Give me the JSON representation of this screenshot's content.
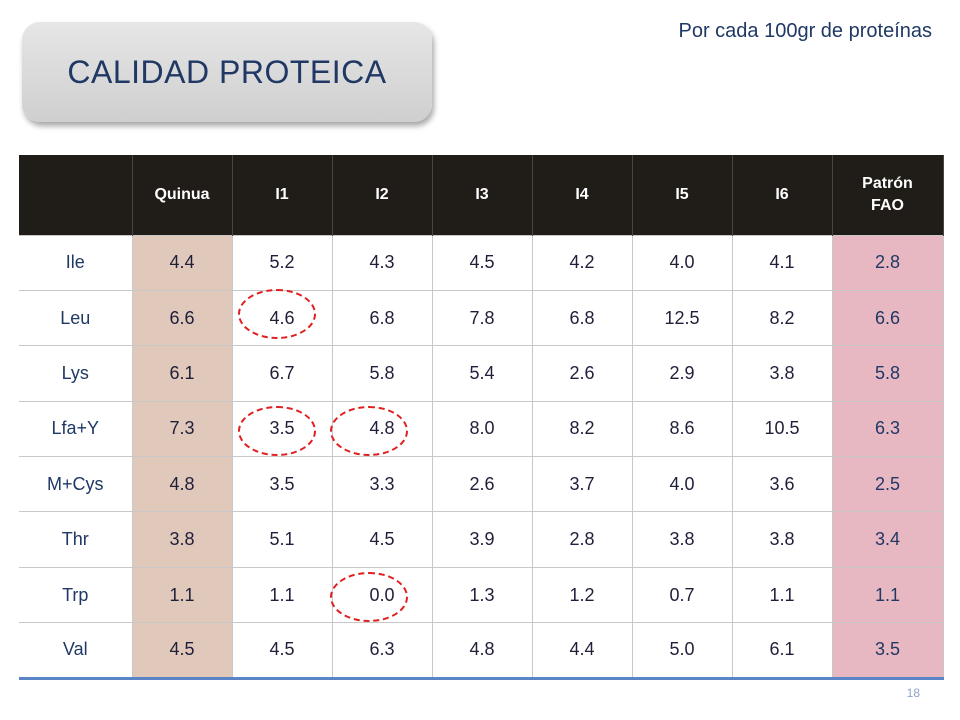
{
  "title": "CALIDAD PROTEICA",
  "subtitle": "Por cada 100gr de proteínas",
  "page_number": "18",
  "table": {
    "headers": [
      "",
      "Quinua",
      "I1",
      "I2",
      "I3",
      "I4",
      "I5",
      "I6",
      "Patrón FAO"
    ],
    "rows": [
      [
        "Ile",
        "4.4",
        "5.2",
        "4.3",
        "4.5",
        "4.2",
        "4.0",
        "4.1",
        "2.8"
      ],
      [
        "Leu",
        "6.6",
        "4.6",
        "6.8",
        "7.8",
        "6.8",
        "12.5",
        "8.2",
        "6.6"
      ],
      [
        "Lys",
        "6.1",
        "6.7",
        "5.8",
        "5.4",
        "2.6",
        "2.9",
        "3.8",
        "5.8"
      ],
      [
        "Lfa+Y",
        "7.3",
        "3.5",
        "4.8",
        "8.0",
        "8.2",
        "8.6",
        "10.5",
        "6.3"
      ],
      [
        "M+Cys",
        "4.8",
        "3.5",
        "3.3",
        "2.6",
        "3.7",
        "4.0",
        "3.6",
        "2.5"
      ],
      [
        "Thr",
        "3.8",
        "5.1",
        "4.5",
        "3.9",
        "2.8",
        "3.8",
        "3.8",
        "3.4"
      ],
      [
        "Trp",
        "1.1",
        "1.1",
        "0.0",
        "1.3",
        "1.2",
        "0.7",
        "1.1",
        "1.1"
      ],
      [
        "Val",
        "4.5",
        "4.5",
        "6.3",
        "4.8",
        "4.4",
        "5.0",
        "6.1",
        "3.5"
      ]
    ]
  },
  "colors": {
    "header_bg": "#201c17",
    "quinua_col": "#e0c8bb",
    "fao_col": "#e8b8c2",
    "title_text": "#1f3864",
    "highlight_circle": "#e02020"
  }
}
################
EXERCISE INSTRUCTIONS |
Write the entries above out again exactly, but not the pictures.

EXPECTED ANSWER |
Give me the JSON representation of this screenshot's content.
{
  "title": "CALIDAD PROTEICA",
  "subtitle": "Por cada 100gr de proteínas",
  "page_number": "18",
  "table": {
    "headers": [
      "",
      "Quinua",
      "I1",
      "I2",
      "I3",
      "I4",
      "I5",
      "I6",
      "Patrón FAO"
    ],
    "rows": [
      [
        "Ile",
        "4.4",
        "5.2",
        "4.3",
        "4.5",
        "4.2",
        "4.0",
        "4.1",
        "2.8"
      ],
      [
        "Leu",
        "6.6",
        "4.6",
        "6.8",
        "7.8",
        "6.8",
        "12.5",
        "8.2",
        "6.6"
      ],
      [
        "Lys",
        "6.1",
        "6.7",
        "5.8",
        "5.4",
        "2.6",
        "2.9",
        "3.8",
        "5.8"
      ],
      [
        "Lfa+Y",
        "7.3",
        "3.5",
        "4.8",
        "8.0",
        "8.2",
        "8.6",
        "10.5",
        "6.3"
      ],
      [
        "M+Cys",
        "4.8",
        "3.5",
        "3.3",
        "2.6",
        "3.7",
        "4.0",
        "3.6",
        "2.5"
      ],
      [
        "Thr",
        "3.8",
        "5.1",
        "4.5",
        "3.9",
        "2.8",
        "3.8",
        "3.8",
        "3.4"
      ],
      [
        "Trp",
        "1.1",
        "1.1",
        "0.0",
        "1.3",
        "1.2",
        "0.7",
        "1.1",
        "1.1"
      ],
      [
        "Val",
        "4.5",
        "4.5",
        "6.3",
        "4.8",
        "4.4",
        "5.0",
        "6.1",
        "3.5"
      ]
    ]
  },
  "colors": {
    "header_bg": "#201c17",
    "quinua_col": "#e0c8bb",
    "fao_col": "#e8b8c2",
    "title_text": "#1f3864",
    "highlight_circle": "#e02020"
  }
}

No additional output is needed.